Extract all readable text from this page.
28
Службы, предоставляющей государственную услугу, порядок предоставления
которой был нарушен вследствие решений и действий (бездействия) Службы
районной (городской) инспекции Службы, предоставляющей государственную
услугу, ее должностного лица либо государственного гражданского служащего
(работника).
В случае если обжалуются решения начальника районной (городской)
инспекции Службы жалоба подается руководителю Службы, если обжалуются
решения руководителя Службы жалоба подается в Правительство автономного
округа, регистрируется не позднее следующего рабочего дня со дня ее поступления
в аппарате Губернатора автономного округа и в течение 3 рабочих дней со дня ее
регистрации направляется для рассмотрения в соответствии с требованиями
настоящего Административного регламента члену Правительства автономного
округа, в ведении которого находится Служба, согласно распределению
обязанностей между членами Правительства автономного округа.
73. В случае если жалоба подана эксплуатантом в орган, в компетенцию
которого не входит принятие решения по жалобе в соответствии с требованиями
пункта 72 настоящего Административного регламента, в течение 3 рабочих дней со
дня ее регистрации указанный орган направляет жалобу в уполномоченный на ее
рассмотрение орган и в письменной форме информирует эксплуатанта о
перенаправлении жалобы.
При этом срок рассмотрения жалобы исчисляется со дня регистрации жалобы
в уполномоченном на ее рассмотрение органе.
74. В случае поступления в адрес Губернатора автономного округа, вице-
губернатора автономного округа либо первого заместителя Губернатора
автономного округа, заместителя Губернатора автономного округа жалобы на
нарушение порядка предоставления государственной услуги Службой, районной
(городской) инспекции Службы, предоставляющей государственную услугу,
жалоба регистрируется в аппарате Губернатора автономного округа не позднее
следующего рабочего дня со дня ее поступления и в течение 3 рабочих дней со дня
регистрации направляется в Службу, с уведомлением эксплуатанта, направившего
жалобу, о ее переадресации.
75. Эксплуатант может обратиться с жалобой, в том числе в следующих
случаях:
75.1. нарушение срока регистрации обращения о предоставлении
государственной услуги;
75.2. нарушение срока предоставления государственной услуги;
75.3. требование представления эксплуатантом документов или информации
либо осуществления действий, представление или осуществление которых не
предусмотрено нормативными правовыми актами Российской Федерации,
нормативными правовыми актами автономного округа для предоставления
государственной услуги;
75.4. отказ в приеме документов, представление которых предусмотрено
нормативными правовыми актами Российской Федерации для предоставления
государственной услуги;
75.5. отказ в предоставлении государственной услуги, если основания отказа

◆ ◆ ◆

INSTRUCTIONS TO FOLLOW:
Write only the number of lines in the data above that include "случае".

SOLUTION TO THIS PROBLEM:
3